What needs to be done ::
Collect every line that includes the string "Site".

Data excerpts ::
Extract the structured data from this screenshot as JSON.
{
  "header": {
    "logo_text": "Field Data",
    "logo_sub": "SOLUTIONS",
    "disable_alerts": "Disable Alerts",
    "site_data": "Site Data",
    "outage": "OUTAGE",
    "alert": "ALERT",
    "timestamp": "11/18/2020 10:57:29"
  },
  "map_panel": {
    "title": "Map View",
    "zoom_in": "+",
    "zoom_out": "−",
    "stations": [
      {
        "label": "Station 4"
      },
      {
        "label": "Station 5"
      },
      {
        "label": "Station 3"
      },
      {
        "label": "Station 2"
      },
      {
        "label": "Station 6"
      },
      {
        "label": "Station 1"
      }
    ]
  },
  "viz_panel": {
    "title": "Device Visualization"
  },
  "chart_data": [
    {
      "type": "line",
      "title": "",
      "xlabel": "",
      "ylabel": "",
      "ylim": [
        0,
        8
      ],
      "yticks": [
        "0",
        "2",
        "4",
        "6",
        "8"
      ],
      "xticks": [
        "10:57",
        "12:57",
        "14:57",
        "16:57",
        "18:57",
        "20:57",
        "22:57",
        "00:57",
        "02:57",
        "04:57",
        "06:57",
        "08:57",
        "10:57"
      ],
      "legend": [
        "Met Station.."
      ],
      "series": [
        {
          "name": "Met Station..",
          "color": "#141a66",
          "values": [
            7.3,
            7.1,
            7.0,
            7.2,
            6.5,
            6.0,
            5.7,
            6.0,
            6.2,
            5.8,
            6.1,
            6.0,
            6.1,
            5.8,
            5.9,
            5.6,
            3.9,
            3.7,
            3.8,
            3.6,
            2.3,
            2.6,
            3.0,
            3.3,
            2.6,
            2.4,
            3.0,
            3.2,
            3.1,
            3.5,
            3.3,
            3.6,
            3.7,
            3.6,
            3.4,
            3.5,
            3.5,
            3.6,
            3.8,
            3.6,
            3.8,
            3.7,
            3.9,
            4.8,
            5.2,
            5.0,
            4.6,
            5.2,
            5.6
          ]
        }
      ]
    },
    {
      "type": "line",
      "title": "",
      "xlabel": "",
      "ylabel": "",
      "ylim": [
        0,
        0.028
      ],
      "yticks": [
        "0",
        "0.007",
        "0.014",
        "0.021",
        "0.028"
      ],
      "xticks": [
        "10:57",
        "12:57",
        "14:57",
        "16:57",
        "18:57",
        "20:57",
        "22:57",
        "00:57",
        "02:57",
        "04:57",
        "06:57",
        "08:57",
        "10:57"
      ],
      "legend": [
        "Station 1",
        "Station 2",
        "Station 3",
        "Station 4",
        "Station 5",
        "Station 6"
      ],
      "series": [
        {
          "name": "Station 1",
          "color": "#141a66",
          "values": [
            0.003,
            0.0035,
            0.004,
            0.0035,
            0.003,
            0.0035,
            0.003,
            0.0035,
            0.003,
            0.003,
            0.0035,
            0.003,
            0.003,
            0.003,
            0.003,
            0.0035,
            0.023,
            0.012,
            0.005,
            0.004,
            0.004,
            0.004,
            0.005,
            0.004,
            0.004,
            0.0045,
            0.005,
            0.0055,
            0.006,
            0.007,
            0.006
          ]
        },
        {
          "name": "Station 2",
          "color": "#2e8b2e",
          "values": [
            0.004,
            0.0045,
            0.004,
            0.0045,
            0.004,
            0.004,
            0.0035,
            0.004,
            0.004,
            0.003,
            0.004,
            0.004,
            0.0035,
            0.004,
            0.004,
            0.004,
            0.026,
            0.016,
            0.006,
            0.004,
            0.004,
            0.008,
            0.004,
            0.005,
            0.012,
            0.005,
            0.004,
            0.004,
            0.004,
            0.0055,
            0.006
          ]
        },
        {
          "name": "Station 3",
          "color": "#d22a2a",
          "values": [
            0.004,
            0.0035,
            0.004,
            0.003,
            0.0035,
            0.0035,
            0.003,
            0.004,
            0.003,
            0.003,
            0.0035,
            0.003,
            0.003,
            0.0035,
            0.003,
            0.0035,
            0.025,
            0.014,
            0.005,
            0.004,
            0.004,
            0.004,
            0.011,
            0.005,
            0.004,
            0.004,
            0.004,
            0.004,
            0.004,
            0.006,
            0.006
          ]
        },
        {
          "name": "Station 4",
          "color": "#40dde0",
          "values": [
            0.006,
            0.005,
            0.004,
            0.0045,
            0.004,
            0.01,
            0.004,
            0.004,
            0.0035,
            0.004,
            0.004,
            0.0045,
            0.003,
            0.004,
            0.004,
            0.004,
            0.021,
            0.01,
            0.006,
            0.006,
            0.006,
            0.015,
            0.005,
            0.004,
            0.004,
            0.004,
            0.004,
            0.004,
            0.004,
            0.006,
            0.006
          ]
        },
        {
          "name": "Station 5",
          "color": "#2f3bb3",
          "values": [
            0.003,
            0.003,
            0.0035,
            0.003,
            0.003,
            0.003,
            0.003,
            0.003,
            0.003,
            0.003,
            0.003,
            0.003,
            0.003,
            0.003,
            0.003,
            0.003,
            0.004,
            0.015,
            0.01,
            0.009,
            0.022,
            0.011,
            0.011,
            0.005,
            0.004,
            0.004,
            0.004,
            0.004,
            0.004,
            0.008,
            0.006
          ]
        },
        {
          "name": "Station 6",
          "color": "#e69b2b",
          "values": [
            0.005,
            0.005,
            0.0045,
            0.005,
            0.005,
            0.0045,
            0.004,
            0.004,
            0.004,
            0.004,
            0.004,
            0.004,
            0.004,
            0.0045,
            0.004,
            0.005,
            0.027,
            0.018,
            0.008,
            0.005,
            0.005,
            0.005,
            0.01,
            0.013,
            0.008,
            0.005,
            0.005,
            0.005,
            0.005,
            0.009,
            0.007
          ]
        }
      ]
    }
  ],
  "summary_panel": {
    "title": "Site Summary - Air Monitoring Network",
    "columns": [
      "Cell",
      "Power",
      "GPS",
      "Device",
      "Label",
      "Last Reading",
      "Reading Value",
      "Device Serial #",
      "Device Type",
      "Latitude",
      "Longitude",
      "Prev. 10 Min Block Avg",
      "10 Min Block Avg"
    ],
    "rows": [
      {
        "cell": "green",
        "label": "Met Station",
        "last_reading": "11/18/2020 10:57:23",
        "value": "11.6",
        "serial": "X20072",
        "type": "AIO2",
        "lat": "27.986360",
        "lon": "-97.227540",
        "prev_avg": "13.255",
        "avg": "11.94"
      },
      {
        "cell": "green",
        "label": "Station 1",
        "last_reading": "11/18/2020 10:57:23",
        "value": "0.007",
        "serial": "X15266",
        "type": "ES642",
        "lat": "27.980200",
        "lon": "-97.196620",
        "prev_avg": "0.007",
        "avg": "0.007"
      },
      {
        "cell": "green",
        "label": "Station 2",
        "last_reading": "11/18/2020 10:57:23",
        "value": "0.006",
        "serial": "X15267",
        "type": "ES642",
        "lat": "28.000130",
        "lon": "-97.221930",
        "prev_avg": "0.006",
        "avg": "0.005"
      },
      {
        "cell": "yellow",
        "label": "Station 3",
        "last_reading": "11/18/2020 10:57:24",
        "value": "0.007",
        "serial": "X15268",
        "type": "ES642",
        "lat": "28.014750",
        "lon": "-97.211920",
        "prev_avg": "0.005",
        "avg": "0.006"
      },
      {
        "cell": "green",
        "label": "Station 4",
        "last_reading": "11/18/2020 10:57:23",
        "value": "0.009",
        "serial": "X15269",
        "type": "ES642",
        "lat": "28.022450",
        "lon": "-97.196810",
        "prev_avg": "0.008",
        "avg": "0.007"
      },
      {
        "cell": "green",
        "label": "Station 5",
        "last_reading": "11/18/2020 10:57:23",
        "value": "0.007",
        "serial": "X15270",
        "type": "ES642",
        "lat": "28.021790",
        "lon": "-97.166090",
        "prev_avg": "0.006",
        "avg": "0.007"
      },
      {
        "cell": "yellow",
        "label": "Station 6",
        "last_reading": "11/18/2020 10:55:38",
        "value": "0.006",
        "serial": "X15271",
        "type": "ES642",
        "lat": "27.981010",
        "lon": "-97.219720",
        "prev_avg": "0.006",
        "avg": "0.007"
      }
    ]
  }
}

Worked solution ::
    "site_data": "Site Data",
    "title": "Site Summary - Air Monitoring Network",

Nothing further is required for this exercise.